▶ [Consegna]
Le affermazioni seguenti concordano con il testo sull'emigrazione? Rispondi sì o no a ciascuna e cita alla lettera le parole del testo che lo stabiliscono. (a) In passato alcuni lavoratori più abili riuscirono a risparmiare qualche migliaio di lire. (b) Gli agenti che reclutano i lavoratori per le imprese ferroviarie offrono garanzie. (c) L'espansione delle colonie avviene con maggiore facilità in Argentina che negli Stati meridionali del Brasile.

▶ [Testo di lettura]
■ ■ ■

In quanto ai frutti che porta tale emigrazione possiamo dire che per il passato vi furono diversi più abili i quali, prendendo in accollo qualche tratto di strada, riuscirono a metter da parte qualche migliaio di lire: adesso si lamenta generalmente che i giovani ritornano sovente con la salute sciupata, senza denaro e non di rado anche guasti moralmente. Nessuna garanzia dànno gli agenti che per conto delle imprese ferroviarie vengono nelle colonie a reclutarli; le descrizioni delle condizioni di lavoro sono per lo più ingannatrici, i luoghi dei lavori infestati da febbri e malattie; i lavoratori non di rado defraudati dei salari da capisquadra truffatori.

Altro movimento. emigratorio importante di lavoratori avente carattere permanente è dato dall’espansione graduale delle colonie già stabilite e particolarmente da quelle agricole più antiche. Quando pel crescere della famiglia, il lotto coloniale primitivo. resta troppo ristretto, i giovani vanno a cercarsi altri lotti nella zona libera più vicina. Così è avvenuto nelle nostre colonie agricole in Argentina ed avviene con maggior facilità ed ordine in quelle degli Stati meridionali del Brasile, ove molto maggiore è la estensione di terra ancor di facile acquisto. Tal sistema di distribuzione automatica del lavoro è, dai pochi esempi che abbiamo di collocamento, fatto assai ordinatamente e senza gravi inconvenienti dal punto di vista sociale. Ed anche nazionalmente noi dobbiamo ad esso l’ingrandimento di nuclei coloniali omogenei e conservati.


Cattiva distribuzione.

Dal precedente esame, sia pure sommario ed incompleto, del modo in cui avviene la distribuzione degli emigranti nei paesi di immigrazione, già si può notare come le modalità ne siano diverse da paese a paese e come diverse siano le difficoltà e gli inconvenienti di indole economica e sociale, e per noi anche nazionale, che si verificano per effetto della deficiente organizzazione di questa funzione.

■ ■ ■

▶ [Voci fornite]
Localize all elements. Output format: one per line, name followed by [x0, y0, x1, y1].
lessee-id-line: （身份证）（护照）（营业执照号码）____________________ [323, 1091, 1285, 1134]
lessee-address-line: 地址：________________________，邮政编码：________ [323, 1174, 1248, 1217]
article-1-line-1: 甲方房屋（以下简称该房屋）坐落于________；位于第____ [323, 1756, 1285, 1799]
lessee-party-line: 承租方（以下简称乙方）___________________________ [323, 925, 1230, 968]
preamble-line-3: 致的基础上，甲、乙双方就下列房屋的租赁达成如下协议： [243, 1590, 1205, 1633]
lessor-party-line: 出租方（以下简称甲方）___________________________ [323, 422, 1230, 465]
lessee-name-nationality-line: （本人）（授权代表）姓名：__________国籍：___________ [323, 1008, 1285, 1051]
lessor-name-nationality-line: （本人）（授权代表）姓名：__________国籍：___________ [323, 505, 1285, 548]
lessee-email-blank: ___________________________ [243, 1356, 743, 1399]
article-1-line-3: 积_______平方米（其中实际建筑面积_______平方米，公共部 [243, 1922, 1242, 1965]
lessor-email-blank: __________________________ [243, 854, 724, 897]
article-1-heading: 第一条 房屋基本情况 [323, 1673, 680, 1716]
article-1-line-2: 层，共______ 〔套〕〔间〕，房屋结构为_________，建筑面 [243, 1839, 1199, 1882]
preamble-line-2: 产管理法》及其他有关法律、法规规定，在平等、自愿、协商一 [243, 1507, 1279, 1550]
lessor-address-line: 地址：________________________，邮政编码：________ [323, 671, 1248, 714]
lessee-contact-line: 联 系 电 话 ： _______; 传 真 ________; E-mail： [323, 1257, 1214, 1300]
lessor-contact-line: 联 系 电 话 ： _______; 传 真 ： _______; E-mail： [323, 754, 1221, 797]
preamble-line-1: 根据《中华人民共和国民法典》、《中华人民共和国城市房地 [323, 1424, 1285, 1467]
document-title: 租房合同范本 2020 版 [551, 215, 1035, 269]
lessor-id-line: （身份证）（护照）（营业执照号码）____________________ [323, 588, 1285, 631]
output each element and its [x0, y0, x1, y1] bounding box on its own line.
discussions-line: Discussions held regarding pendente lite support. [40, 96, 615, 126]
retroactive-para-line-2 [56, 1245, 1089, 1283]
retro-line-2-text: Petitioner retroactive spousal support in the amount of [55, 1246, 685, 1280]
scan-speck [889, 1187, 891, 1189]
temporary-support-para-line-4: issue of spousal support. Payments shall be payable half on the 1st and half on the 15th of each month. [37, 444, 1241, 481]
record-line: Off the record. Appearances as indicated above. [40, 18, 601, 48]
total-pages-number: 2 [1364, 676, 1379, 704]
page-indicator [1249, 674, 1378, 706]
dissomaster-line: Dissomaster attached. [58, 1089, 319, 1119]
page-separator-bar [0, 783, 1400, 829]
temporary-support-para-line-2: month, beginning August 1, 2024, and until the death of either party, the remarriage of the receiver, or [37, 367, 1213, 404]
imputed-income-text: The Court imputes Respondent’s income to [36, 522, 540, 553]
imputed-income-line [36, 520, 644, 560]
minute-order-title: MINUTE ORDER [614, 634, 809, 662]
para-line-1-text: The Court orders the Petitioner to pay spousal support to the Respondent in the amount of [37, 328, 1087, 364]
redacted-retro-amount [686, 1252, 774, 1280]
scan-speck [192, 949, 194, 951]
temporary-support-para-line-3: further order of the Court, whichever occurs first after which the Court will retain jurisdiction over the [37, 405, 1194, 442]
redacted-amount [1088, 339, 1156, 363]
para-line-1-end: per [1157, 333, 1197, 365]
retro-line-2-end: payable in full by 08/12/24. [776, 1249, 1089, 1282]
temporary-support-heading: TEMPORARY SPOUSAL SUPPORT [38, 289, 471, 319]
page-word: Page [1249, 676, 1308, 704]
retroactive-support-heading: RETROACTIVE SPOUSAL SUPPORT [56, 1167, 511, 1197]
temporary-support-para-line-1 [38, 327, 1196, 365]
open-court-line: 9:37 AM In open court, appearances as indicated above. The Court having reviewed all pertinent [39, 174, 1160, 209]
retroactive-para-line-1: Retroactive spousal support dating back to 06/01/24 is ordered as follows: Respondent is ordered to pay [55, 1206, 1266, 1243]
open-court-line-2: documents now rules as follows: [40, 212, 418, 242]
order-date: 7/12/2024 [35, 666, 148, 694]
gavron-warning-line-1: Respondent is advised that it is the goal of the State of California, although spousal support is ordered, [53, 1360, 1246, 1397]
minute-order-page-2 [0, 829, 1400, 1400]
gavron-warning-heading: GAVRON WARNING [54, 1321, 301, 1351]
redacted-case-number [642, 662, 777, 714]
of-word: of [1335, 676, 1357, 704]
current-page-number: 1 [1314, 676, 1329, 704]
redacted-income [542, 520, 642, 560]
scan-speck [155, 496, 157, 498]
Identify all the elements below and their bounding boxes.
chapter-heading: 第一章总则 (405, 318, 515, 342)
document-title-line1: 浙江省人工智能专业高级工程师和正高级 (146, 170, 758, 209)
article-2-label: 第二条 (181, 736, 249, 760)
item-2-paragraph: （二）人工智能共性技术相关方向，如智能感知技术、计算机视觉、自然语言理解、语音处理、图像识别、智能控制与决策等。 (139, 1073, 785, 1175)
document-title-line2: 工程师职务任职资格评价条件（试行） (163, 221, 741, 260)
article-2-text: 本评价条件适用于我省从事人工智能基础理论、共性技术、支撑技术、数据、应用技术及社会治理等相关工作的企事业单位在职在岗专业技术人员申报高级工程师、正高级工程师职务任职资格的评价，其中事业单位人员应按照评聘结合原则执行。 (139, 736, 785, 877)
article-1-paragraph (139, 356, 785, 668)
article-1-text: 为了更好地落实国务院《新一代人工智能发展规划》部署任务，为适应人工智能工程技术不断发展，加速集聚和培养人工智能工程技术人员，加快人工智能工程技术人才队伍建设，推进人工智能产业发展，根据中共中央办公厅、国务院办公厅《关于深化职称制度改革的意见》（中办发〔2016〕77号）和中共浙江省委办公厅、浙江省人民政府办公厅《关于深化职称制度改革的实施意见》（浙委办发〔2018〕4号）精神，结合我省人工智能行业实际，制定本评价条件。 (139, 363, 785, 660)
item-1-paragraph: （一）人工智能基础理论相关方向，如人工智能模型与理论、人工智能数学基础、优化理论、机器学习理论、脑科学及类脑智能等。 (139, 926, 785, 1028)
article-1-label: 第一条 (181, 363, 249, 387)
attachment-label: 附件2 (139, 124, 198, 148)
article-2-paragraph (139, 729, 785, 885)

■ ■ ■

▶ [Risposta]
(a) Sì: «vi furono diversi più abili i quali, prendendo in accollo qualche tratto di strada, riuscirono a metter da parte qualche migliaio di lire».
(b) No: «Nessuna garanzia dànno gli agenti che per conto delle imprese ferroviarie vengono nelle colonie a reclutarli».
(c) No: «avviene con maggior facilità ed ordine in quelle degli Stati meridionali del Brasile».